# start of Data for the task
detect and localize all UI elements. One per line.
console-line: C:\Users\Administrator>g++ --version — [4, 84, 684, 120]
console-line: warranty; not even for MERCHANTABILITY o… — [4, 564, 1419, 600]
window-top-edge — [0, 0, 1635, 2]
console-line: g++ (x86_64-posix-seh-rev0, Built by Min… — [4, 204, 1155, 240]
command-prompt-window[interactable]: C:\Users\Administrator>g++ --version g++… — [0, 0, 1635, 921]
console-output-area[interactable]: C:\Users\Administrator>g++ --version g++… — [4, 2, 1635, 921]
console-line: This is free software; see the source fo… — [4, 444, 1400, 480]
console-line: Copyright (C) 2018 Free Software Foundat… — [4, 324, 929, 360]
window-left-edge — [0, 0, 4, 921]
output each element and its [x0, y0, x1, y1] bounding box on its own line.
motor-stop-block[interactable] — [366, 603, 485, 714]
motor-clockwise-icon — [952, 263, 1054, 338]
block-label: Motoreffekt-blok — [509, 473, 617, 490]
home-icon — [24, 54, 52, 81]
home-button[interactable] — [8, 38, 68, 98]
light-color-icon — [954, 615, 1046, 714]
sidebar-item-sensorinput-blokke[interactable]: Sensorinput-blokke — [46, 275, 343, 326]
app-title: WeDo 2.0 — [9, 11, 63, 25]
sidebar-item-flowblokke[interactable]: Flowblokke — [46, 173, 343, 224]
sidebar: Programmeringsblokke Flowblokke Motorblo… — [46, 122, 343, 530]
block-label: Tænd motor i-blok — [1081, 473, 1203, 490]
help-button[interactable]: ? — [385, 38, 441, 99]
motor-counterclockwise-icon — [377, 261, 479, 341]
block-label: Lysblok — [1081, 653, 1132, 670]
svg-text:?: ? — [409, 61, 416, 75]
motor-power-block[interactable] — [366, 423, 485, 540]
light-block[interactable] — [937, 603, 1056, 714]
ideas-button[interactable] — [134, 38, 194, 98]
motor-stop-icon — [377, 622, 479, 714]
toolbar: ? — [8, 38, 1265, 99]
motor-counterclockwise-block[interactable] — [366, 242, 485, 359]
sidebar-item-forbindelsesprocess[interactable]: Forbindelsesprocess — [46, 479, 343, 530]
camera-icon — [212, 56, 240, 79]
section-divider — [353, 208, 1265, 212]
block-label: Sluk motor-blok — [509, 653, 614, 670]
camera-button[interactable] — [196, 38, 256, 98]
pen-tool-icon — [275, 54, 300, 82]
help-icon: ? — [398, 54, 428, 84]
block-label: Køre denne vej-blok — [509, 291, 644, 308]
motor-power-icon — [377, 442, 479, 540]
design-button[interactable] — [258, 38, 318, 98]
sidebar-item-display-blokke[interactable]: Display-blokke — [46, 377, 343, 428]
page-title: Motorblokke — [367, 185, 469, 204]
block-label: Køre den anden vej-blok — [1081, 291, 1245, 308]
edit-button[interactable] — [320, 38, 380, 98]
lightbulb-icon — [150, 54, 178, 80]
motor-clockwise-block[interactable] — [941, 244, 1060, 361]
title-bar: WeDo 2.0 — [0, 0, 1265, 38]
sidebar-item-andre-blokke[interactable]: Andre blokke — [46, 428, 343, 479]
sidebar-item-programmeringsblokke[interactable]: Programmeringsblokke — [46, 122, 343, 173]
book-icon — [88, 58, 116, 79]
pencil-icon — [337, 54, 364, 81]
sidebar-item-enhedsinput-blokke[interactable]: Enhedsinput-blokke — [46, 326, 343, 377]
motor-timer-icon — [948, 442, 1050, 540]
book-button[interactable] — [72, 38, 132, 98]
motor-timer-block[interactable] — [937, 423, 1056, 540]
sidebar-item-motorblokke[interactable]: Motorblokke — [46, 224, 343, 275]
# end of Data for the task
* To be done *
Reproduce all of the rows above verbatim, keeping each on its own line and in the original order.

* Exercise response *
detect and localize all UI elements. One per line.
console-line: C:\Users\Administrator>g++ --version — [4, 84, 684, 120]
console-line: warranty; not even for MERCHANTABILITY o… — [4, 564, 1419, 600]
window-top-edge — [0, 0, 1635, 2]
console-line: g++ (x86_64-posix-seh-rev0, Built by Min… — [4, 204, 1155, 240]
command-prompt-window[interactable]: C:\Users\Administrator>g++ --version g++… — [0, 0, 1635, 921]
console-output-area[interactable]: C:\Users\Administrator>g++ --version g++… — [4, 2, 1635, 921]
console-line: This is free software; see the source fo… — [4, 444, 1400, 480]
console-line: Copyright (C) 2018 Free Software Foundat… — [4, 324, 929, 360]
window-left-edge — [0, 0, 4, 921]
output each element and its [x0, y0, x1, y1] bounding box on its own line.
motor-stop-block[interactable] — [366, 603, 485, 714]
motor-clockwise-icon — [952, 263, 1054, 338]
block-label: Motoreffekt-blok — [509, 473, 617, 490]
home-icon — [24, 54, 52, 81]
home-button[interactable] — [8, 38, 68, 98]
light-color-icon — [954, 615, 1046, 714]
sidebar-item-sensorinput-blokke[interactable]: Sensorinput-blokke — [46, 275, 343, 326]
app-title: WeDo 2.0 — [9, 11, 63, 25]
sidebar-item-flowblokke[interactable]: Flowblokke — [46, 173, 343, 224]
sidebar: Programmeringsblokke Flowblokke Motorblo… — [46, 122, 343, 530]
block-label: Tænd motor i-blok — [1081, 473, 1203, 490]
help-button[interactable]: ? — [385, 38, 441, 99]
motor-counterclockwise-icon — [377, 261, 479, 341]
block-label: Lysblok — [1081, 653, 1132, 670]
svg-text:?: ? — [409, 61, 416, 75]
motor-power-block[interactable] — [366, 423, 485, 540]
light-block[interactable] — [937, 603, 1056, 714]
ideas-button[interactable] — [134, 38, 194, 98]
motor-stop-icon — [377, 622, 479, 714]
toolbar: ? — [8, 38, 1265, 99]
motor-counterclockwise-block[interactable] — [366, 242, 485, 359]
sidebar-item-forbindelsesprocess[interactable]: Forbindelsesprocess — [46, 479, 343, 530]
camera-icon — [212, 56, 240, 79]
section-divider — [353, 208, 1265, 212]
block-label: Sluk motor-blok — [509, 653, 614, 670]
camera-button[interactable] — [196, 38, 256, 98]
pen-tool-icon — [275, 54, 300, 82]
help-icon: ? — [398, 54, 428, 84]
block-label: Køre denne vej-blok — [509, 291, 644, 308]
motor-power-icon — [377, 442, 479, 540]
design-button[interactable] — [258, 38, 318, 98]
sidebar-item-display-blokke[interactable]: Display-blokke — [46, 377, 343, 428]
page-title: Motorblokke — [367, 185, 469, 204]
block-label: Køre den anden vej-blok — [1081, 291, 1245, 308]
edit-button[interactable] — [320, 38, 380, 98]
lightbulb-icon — [150, 54, 178, 80]
motor-clockwise-block[interactable] — [941, 244, 1060, 361]
title-bar: WeDo 2.0 — [0, 0, 1265, 38]
sidebar-item-andre-blokke[interactable]: Andre blokke — [46, 428, 343, 479]
sidebar-item-programmeringsblokke[interactable]: Programmeringsblokke — [46, 122, 343, 173]
book-icon — [88, 58, 116, 79]
pencil-icon — [337, 54, 364, 81]
sidebar-item-enhedsinput-blokke[interactable]: Enhedsinput-blokke — [46, 326, 343, 377]
motor-timer-icon — [948, 442, 1050, 540]
book-button[interactable] — [72, 38, 132, 98]
motor-timer-block[interactable] — [937, 423, 1056, 540]
sidebar-item-motorblokke[interactable]: Motorblokke — [46, 224, 343, 275]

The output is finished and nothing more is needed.